━━━ Page excerpt

The interaction of light with nanostructures exhibits two remarkabale features. The incident electromagnetic field can be enhanced by up to several orders of magnitude. Furthermore, these enhanced near-fields are confined to and vary on a scale of a few nanometers around the nanostructure, well below the diffraction limit of the exciting light. These effects form the basis for applications of nanostructures in science and technology. We aim at combining the spatial resolution provided by nanostructures with the temporal resolution offered by the short pulse laser sources in our laboratory, reaching into the attosecond domain. We study strong-field interactions with nanostructures and nanodevices, which exhibit many interesting differences to well-known strong-field atomic physics. We study the dynamics of light-generated electrons to unravel the effects of light-electron and collective charge interactions. Attosecond streaking, a pump-probe technique with synchronized attosecond extreme ultraviolet pulses and optical laser pulses, is one of the powerful techniques we employ to reconstruct nanolocalized electric fields and electron dynamics with attosecond temporal and nanometer spatial resolution. This ability will be instrumental in developing ultrafast plasmonic circuitry, which can overcome current limitations in resistive electronics and might open an avenue towards quantum computing at ambient temperature.
Illumining a metallic nanotip with laser pulses, optical electric fields are enhanced at the tip apex. These enhanced fields permit coherent electron emission from the tip apex. Varying the laser polarization can substantially change the spatial distribution of the local electric fields on the tip apex. In effect, an ultrafast pulsed coherent electron source with emission site selectivity of a few ten nanometers can be realized. Using such an electron source, we are developing a new method to observe ultrafast electron and phonon dynamics of nanoobjects, including molecule-nanotip heterostructures. The animation shows an example of the photoemission from nanotips in laser fields with rotating polarization. The electrons are recorded by a two-dimensional detector, which allows to measure the emission patterns from the tip. An electron analyzer can be used to measure energy spectra of electrons emitted from the tip apex. We are currently investigating the interference of the matter waves emitted from such nanotips in intense few-cycle laser pulses.
Strong laser fields and attosecond pulses can be employed to manipulate and observe molecular processes. The control of reactions with intense laser fields offers manipulation of strongly-coupled nuclear and electronic motion, which opens new photon-based reaction pathways. Tailoring the electric-field waveform of optical pulses on sub-cycle timescales opens the door to the control of electron and nuclear dynamics in molecules. In this project we use 3D-momentum imaging techniques such as velocity-map imaging (VMI) and reaction microscopy (REMI) to investigate the sub-cycle control of strong-field processes in molecules of increasing complexity. In close collaboration with theory we gain deep insight into the related coherent electron and nuclear dynamics. We are currently exploring how fundamental molecular processes can be influenced by intense nanolocalized fields in the vicinity of nanostructures.

━━━━━━

**List of tasks**
1. According to the research overview, which two 3D-momentum imaging techniques are used to study sub-cycle control of strong-field processes in molecules?
2. Decide whether each statement agrees with the research overview, answering yes or no and quoting the words that settle it: (a) The enhanced near-fields around a nanostructure are confined to a scale of a few nanometers. (b) Electrons emitted from the nanotip are recorded by a one-dimensional detector. (c) Changing the laser polarization has little effect on the local electric fields at the tip apex.
3. Write a continuation of the research overview, starting after its final sentence.
The items after this point are separate material, apart from the research overview.

━━━ Data supplied

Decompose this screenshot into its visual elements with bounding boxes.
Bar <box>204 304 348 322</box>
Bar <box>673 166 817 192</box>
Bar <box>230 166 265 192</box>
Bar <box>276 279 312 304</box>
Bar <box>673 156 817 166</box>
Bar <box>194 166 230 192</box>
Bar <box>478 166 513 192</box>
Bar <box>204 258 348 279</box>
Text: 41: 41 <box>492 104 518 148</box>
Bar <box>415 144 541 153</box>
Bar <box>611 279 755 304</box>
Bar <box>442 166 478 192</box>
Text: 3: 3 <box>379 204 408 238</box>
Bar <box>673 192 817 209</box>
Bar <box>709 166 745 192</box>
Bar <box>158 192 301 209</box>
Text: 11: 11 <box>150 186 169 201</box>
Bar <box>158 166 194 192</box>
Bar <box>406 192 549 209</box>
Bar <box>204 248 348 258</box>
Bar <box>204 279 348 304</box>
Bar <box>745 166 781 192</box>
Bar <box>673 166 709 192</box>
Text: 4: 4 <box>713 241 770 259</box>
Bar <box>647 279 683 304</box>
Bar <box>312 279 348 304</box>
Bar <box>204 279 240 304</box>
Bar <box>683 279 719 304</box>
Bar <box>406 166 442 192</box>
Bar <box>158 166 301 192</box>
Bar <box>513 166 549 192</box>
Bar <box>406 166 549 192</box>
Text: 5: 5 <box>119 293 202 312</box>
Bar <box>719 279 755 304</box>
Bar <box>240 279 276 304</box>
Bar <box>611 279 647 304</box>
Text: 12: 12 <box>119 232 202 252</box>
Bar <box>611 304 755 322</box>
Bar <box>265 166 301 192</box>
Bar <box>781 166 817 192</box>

━━━━━━

**Replies**
1. Velocity-map imaging (VMI) and reaction microscopy (REMI).

2.
(a) Yes: "these enhanced near-fields are confined to and vary on a scale of a few nanometers around the nanostructure"
(b) No: "The electrons are recorded by a two-dimensional detector"
(c) No: "Varying the laser polarization can substantially change the spatial distribution of the local electric fields on the tip apex"

3.
Selected recent publications:
H. Li et al., Opt. Exp. 25, 14192 (2017)
I. Yavuz et al., Phys. Rev. A 93, 033404 (2016)
M. Kübel et al., Phys. Rev. Lett. 116, 193001 (2016)
H. Li et al., Struct. Dyn. 3, 043206 (2016)
H. Li et al., Phys. Rev. Lett. 114, 123004 (2015)
Within this new project we currently develop the infrastructure to perform ultrafast microscopy on nanostructures for nanoelectronics and medical applications. Both applications are based on a novel passively carrier-envelope phase (CEP) stable laser system, that is based on optical-parametric-chirped-pulse-amplification (OPCPA) and can operate at high repetition rates. We currently obtain CEP-stable few-cycle pulses close to 2 µm with pulse energies in the hundred µJ range at 0.1 MHz, which are applied in photoemission experiments on nanostructures. We aim to employ our femtosecond OPCPA laser system in non-linear microscopy studies, where the relatively high pulse energy permits pulse shaping with full amplitude and phase control, counteracting dispersion of the microscope objective, and employ rapid pump-probe schemes. We aim to develop and explore ultrafast nanodevices using this platform, and to explore the system in non-linear, multi-modal microscopy on tissue samples. In biological applications, we can also counteract dispersion of organic matter for deep-tissue imaging. Ultrashort pulses are highly beneficial in terms of reduced cell damage and also provide the required increased contrast for label-free imaging. Multi-modal, non-invasive imaging, as explored in this project, aims at cancer cell molecular analysis enabling targeting cancer down to the single cellular level.